> _DIRECTIVE 1_
In the records below, find every line that contains the string "gridlines" and copy each of those lines.

> _TEXT_
*-*-*
Class 2 Agenda: February 3, 2025

  • Recap of the previous class and housekeeping items
  • Discussion of Maslow's hierarchy, G2G (government-to-government), mission statements, and core values
  • Covering formation and organizational matters related to companies
  • Analyzing the constituents of a company
  • Discussing corporate governance principles
  • Q&A session

Setting Up a Company

  • A corporation is formed by filing a certificate of incorporation signed by an individual acting as the "incorporator."
  • The charter will typically establish a simple common stock-only capital structure.
  • The sole incorporator appoints the initial board of directors by written consent.
  • The initial board of directors ratifies the incorporator's initial formation actions, elect officers, adopt bylaws, and authorize bank accounts via written consent.
  • Initial stock issuances to founders may be ratified
  • Foreign qualifications are required to do business where the Company "carries on its business," such as having employees, a physical presence, or operations.

Choice of Entity

  • "Silicon Valley" startups often form as Delaware corporations because it is preferred for companies reinvesting profits for an IPO or sale to deliver shareholder returns.
  • There is a difference in which state the company is registered
  • LLCs are sometimes used as they are a preferred vehicle for businesses intending to distribute profits.
  • Entities already formed in a non-Delaware jurisdiction often need to reincorporate or re-domesticate
  • Most institutional investors prefer Delaware-organized entities due to familiarity with Delaware corporate/LLC law and predictability.
  • Some states require use of merger to move to another state

Setting Authorized Capital Stock

  • Growth companies usually have only common stock upon initial formation.
  • Preferred stock is unnecessary until the company or investors designate terms for preferred stock financing.
  • Authorize a large number of shares to allow recipients to receive a large number of shares which feels better than a smaller number, even though the absolute number does not actually matter.
  • Classes or series of shares should have a low par value like $0.001 or $0.0001 per share, as Delaware sometimes determines its annual franchise tax on the basis of aggregate par value.

Initial Issuances of Capital Stock

  • The company will typically issue common stock to founders at a nominal or low price.
  • Founders decide how many shares to issue to themselves, anticipating future issuances, capital raising, and the incentive equity pool size for employees/consultants.
*-*-*
> _DIRECTIVE 2_
Give the four section headings in the class notes above that come after the agenda.

Annotated element listings:
*-*-*
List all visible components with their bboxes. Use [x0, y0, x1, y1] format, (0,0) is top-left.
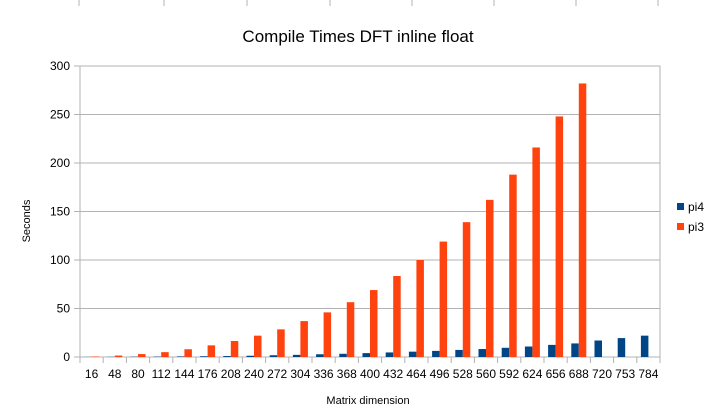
x-tick-label: 496: [430, 367, 450, 381]
bar-pi3: [324, 312, 332, 357]
bar-pi4: [571, 343, 579, 357]
y-tick-label: 150: [50, 205, 70, 219]
x-tick-label: 624: [522, 367, 542, 381]
x-tick-label: 48: [108, 367, 122, 381]
x-tick-label: 592: [499, 367, 519, 381]
bar-pi3: [138, 354, 146, 357]
legend-label-pi4: pi4: [688, 200, 704, 214]
x-tick-label: 208: [221, 367, 241, 381]
bar-pi3: [393, 276, 401, 357]
bar-pi4: [479, 349, 487, 357]
x-tick-label: 656: [546, 367, 566, 381]
bar-pi3: [254, 336, 262, 357]
y-tick-label: 200: [50, 156, 70, 170]
bar-pi4: [339, 354, 347, 357]
x-tick-label: 112: [152, 367, 171, 381]
chart-title: Compile Times DFT inline float: [242, 27, 473, 46]
legend-swatch-pi4: [677, 203, 684, 210]
bar-pi3: [579, 83, 587, 357]
x-tick-label: 753: [615, 367, 635, 381]
bar-pi3: [300, 321, 308, 357]
bar-pi4: [641, 336, 649, 357]
x-tick-label: 16: [85, 367, 99, 381]
bar-pi3: [463, 222, 471, 357]
legend-swatch-pi3: [677, 223, 684, 230]
y-tick-label: 0: [63, 350, 70, 364]
bar-pi4: [270, 355, 278, 357]
bar-pi4: [409, 352, 417, 357]
bar-pi4: [455, 350, 463, 357]
bar-pi3: [509, 175, 517, 357]
x-tick-label: 720: [592, 367, 612, 381]
x-tick-label: 528: [453, 367, 473, 381]
top-tick-marks: [79, 0, 658, 6]
x-tick-label: 240: [244, 367, 264, 381]
bar-pi4: [595, 341, 603, 357]
x-tick-label: 272: [267, 367, 287, 381]
x-tick-label: 304: [290, 367, 310, 381]
x-tick-label: 400: [360, 367, 380, 381]
x-tick-label: 336: [314, 367, 334, 381]
bar-pi3: [416, 260, 424, 357]
x-tick-label: 784: [638, 367, 658, 381]
gridlines: [74, 66, 660, 357]
x-tick-label: 176: [198, 367, 218, 381]
y-tick-label: 250: [50, 108, 70, 122]
bar-pi4: [618, 338, 626, 357]
bar-pi4: [177, 356, 185, 357]
y-axis-ticks: 0 50 100 150 200 250 300: [50, 59, 70, 364]
bar-pi3: [440, 242, 448, 357]
x-axis-label: Matrix dimension: [326, 395, 409, 407]
x-tick-label: 144: [174, 367, 194, 381]
y-tick-label: 100: [50, 253, 70, 267]
bar-pi4: [432, 351, 440, 357]
bar-pi3: [532, 147, 540, 357]
bar-pi4: [293, 355, 301, 357]
x-tick-label: 368: [337, 367, 357, 381]
bar-pi3: [486, 200, 494, 357]
legend-label-pi3: pi3: [688, 220, 704, 234]
x-tick-label: 432: [383, 367, 403, 381]
bar-pi3: [556, 116, 564, 357]
bar-pi4: [502, 348, 510, 357]
y-tick-label: 300: [50, 59, 70, 73]
bar-pi4: [386, 352, 394, 357]
x-tick-label: 80: [131, 367, 145, 381]
bar-pi4: [548, 345, 556, 357]
bar-pi3: [347, 302, 355, 357]
bar-pi4: [223, 356, 231, 357]
x-tick-label: 688: [569, 367, 589, 381]
bar-pi4: [525, 347, 533, 357]
bar-pi3: [208, 345, 216, 357]
y-axis-label: Seconds: [21, 199, 33, 242]
x-tick-label: 560: [476, 367, 496, 381]
bar-pi3: [231, 341, 239, 357]
bar-pi3: [161, 352, 169, 357]
bar-pi4: [247, 356, 255, 357]
bar-pi3: [115, 356, 123, 357]
bars: [84, 83, 648, 357]
bar-pi3: [184, 349, 192, 357]
y-tick-label: 50: [57, 302, 71, 316]
bar-pi4: [316, 354, 324, 357]
bar-pi3: [277, 329, 285, 357]
bar-pi3: [370, 290, 378, 357]
x-tick-label: 464: [406, 367, 426, 381]
bar-pi4: [363, 353, 371, 357]
bar-pi4: [200, 356, 208, 357]
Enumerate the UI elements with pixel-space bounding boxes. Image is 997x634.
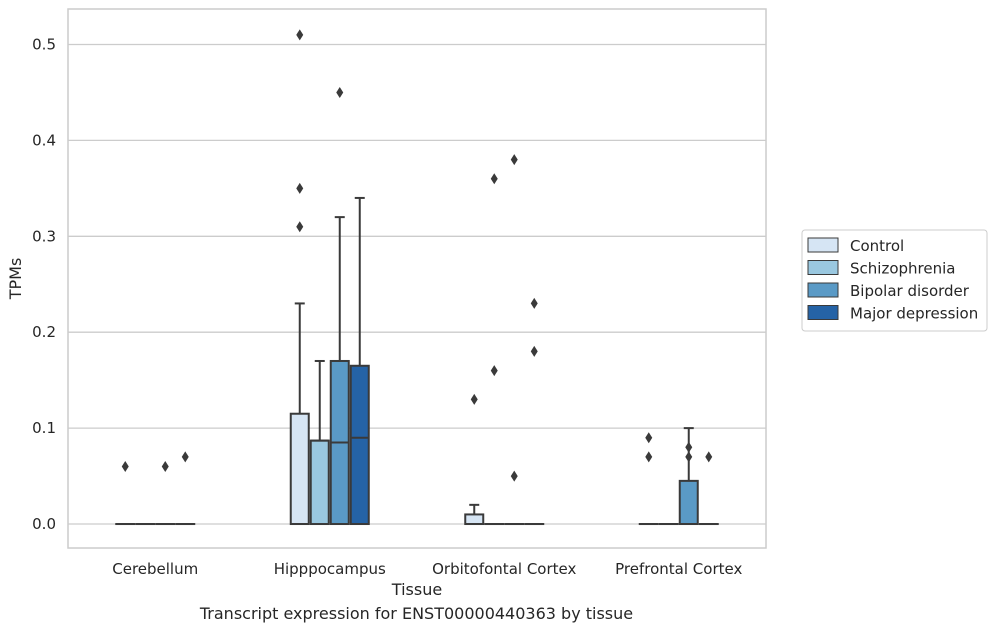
legend-label: Control xyxy=(850,237,904,255)
outlier-point xyxy=(490,365,498,377)
box-major-depression xyxy=(524,297,545,526)
legend-swatch xyxy=(807,260,839,275)
outlier-point xyxy=(181,451,189,463)
legend-swatch xyxy=(807,237,839,253)
x-tick-label: Prefrontal Cortex xyxy=(615,560,742,578)
box-schizophrenia xyxy=(309,359,330,526)
outlier-point xyxy=(121,460,129,472)
x-tick-label: Orbitofontal Cortex xyxy=(432,560,576,578)
outlier-point xyxy=(645,432,653,444)
legend-frame xyxy=(801,229,988,332)
y-tick-label: 0.3 xyxy=(32,227,56,245)
legend-label: Schizophrenia xyxy=(850,260,955,278)
legend-swatch xyxy=(807,282,839,298)
outlier-point xyxy=(685,451,693,463)
outlier-point xyxy=(530,345,538,357)
box-bipolar-disorder xyxy=(329,86,350,526)
x-tick-label: Cerebellum xyxy=(112,560,198,578)
box-body xyxy=(309,439,330,526)
box-body xyxy=(464,513,485,526)
y-tick-label: 0.1 xyxy=(32,419,56,437)
x-axis-ticks: Cerebellum Hipppocampus Orbitofontal Corte… xyxy=(112,560,742,578)
y-axis-ticks: 0.0 0.1 0.2 0.3 0.4 0.5 xyxy=(32,35,56,533)
outlier-point xyxy=(685,441,693,453)
outlier-point xyxy=(336,86,344,98)
plot-area-frame xyxy=(67,8,767,549)
box-body xyxy=(289,412,310,526)
box-control xyxy=(115,460,136,526)
outlier-point xyxy=(490,173,498,185)
box-body xyxy=(349,364,370,526)
outlier-point xyxy=(510,154,518,166)
figure-caption: Transcript expression for ENST0000044036… xyxy=(199,604,634,623)
y-tick-label: 0.5 xyxy=(32,35,56,53)
box-control xyxy=(464,393,485,526)
box-major-depression xyxy=(175,451,196,526)
gridlines xyxy=(68,43,766,525)
box-control xyxy=(289,29,310,526)
legend-swatch xyxy=(807,305,839,320)
box-bipolar-disorder xyxy=(504,154,525,526)
outlier-point xyxy=(161,460,169,472)
box-bipolar-disorder xyxy=(678,427,699,526)
outlier-point xyxy=(645,451,653,463)
outlier-point xyxy=(530,297,538,309)
outlier-point xyxy=(296,29,304,41)
outlier-point xyxy=(296,182,304,194)
y-axis-label: TPMs xyxy=(6,258,25,301)
y-tick-label: 0.2 xyxy=(32,323,56,341)
box-body xyxy=(678,479,699,526)
y-tick-label: 0.0 xyxy=(32,515,56,533)
legend: Control Schizophrenia Bipolar disorder Majo… xyxy=(801,229,988,332)
outlier-point xyxy=(705,451,713,463)
legend-label: Major depression xyxy=(850,305,978,323)
box-bipolar-disorder xyxy=(155,460,176,526)
legend-label: Bipolar disorder xyxy=(850,282,970,300)
x-tick-label: Hipppocampus xyxy=(274,560,386,578)
box-major-depression xyxy=(349,196,370,526)
box-major-depression xyxy=(698,451,719,526)
y-tick-label: 0.4 xyxy=(32,131,56,149)
x-axis-label: Tissue xyxy=(391,580,442,599)
outlier-point xyxy=(470,393,478,405)
box-control xyxy=(638,432,659,526)
outlier-point xyxy=(510,470,518,482)
box-layer xyxy=(115,29,719,526)
outlier-point xyxy=(296,221,304,233)
box-schizophrenia xyxy=(484,173,505,526)
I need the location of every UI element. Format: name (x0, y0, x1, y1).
*-*-*
> _EXERCISE OUTPUT 1_
gridlines: [74, 66, 660, 357]
gridlines xyxy=(68,43,766,525)

> _EXERCISE OUTPUT 2_
Setting Up a Company
Choice of Entity
Setting Authorized Capital Stock
Initial Issuances of Capital Stock